== RECORDS SUPPLIED ==
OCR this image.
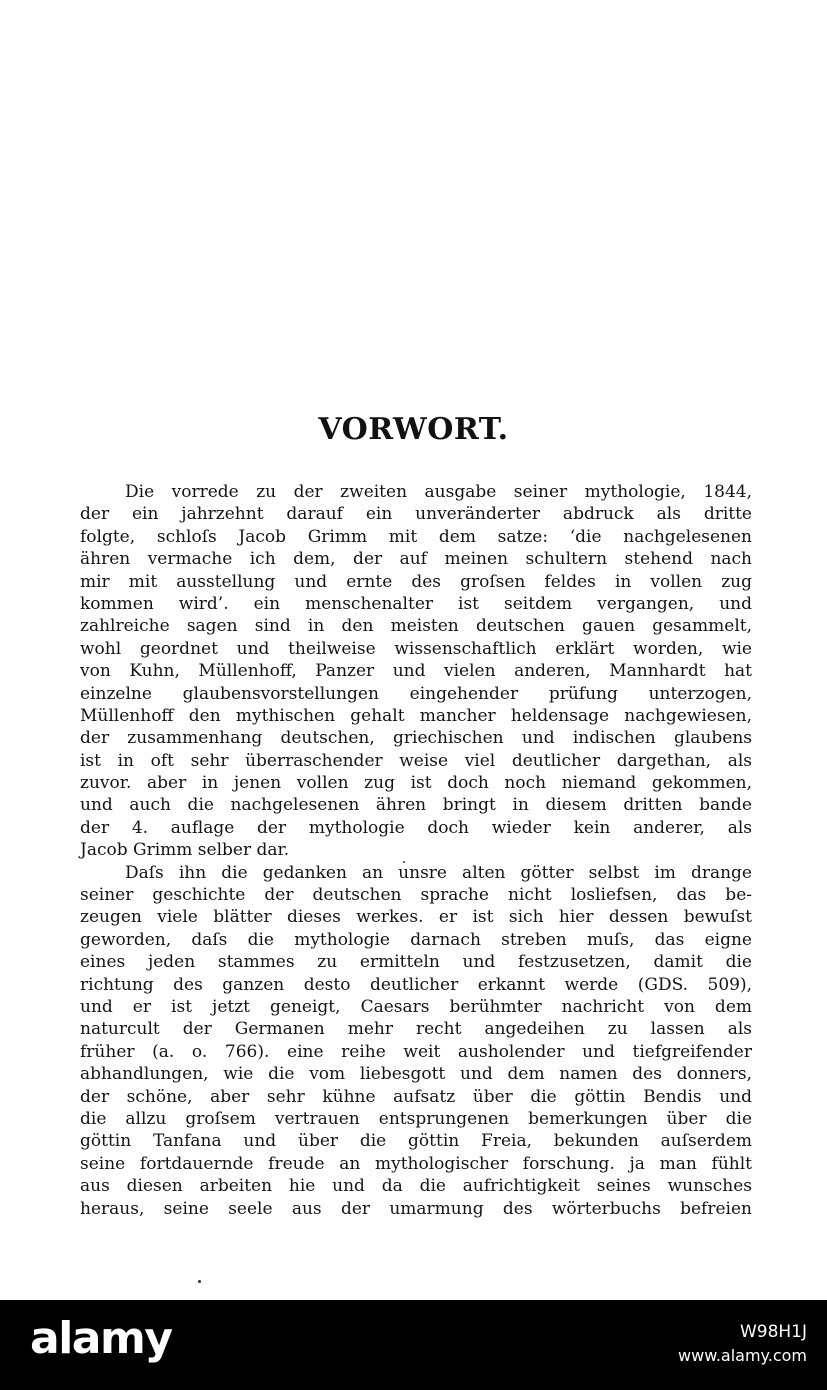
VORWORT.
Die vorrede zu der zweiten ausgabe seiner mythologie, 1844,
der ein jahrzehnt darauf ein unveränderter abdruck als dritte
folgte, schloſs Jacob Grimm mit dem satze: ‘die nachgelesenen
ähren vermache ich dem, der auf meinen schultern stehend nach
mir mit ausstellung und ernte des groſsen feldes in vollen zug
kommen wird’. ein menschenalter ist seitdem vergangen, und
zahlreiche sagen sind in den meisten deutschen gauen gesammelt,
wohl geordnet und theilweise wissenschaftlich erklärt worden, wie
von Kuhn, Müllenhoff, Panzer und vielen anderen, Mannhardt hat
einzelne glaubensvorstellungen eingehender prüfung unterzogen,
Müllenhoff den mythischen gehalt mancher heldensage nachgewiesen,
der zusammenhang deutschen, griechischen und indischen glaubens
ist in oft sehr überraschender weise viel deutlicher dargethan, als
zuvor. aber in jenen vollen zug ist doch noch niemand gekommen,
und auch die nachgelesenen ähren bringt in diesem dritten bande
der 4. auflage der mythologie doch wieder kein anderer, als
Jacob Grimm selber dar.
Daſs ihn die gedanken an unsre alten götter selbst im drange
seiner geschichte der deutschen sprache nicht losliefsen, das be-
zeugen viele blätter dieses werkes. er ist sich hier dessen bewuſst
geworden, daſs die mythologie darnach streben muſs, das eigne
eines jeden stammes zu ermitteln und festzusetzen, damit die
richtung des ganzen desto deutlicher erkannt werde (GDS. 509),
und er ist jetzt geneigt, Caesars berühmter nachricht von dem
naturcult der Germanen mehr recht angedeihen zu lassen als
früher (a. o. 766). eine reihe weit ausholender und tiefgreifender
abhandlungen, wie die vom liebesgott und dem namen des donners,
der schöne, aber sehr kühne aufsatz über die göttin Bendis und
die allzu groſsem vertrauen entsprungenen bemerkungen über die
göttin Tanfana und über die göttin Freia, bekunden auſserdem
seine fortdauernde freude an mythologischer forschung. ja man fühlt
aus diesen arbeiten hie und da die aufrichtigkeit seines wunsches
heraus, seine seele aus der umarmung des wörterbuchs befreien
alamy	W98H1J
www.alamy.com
===
== RECORDS SUPPLIED ==
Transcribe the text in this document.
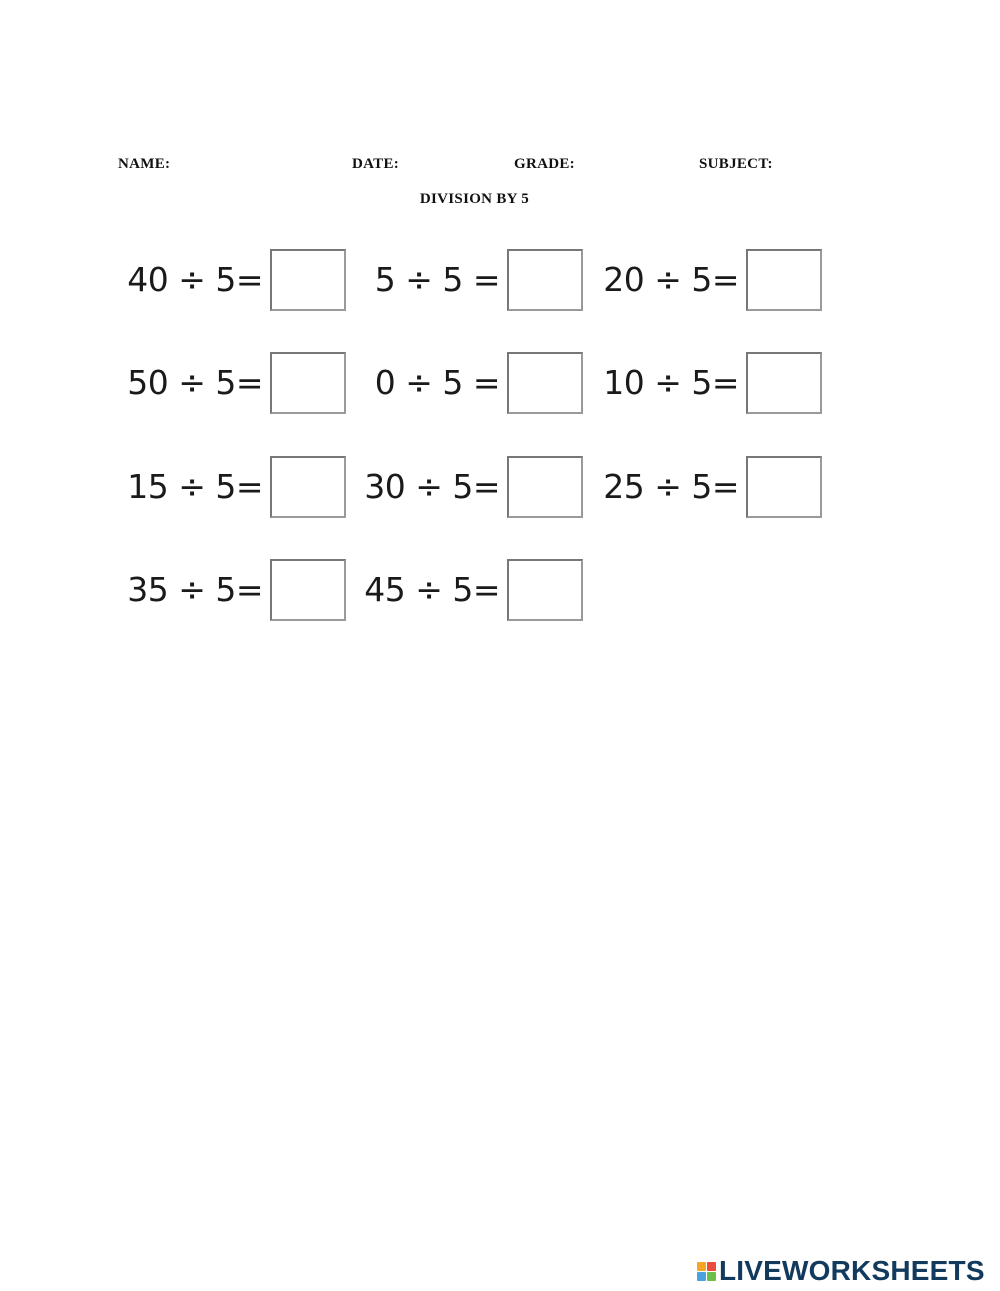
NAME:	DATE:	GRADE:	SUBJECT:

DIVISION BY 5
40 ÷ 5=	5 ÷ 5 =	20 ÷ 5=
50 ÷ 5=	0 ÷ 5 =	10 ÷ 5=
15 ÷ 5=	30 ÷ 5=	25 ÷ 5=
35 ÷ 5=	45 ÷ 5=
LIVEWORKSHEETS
===
EXERCISE TASK –
Copy each line of the records above that carries the word "göttin".

CORRECT ANSWER –
der schöne, aber sehr kühne aufsatz über die göttin Bendis und
göttin Tanfana und über die göttin Freia, bekunden auſserdem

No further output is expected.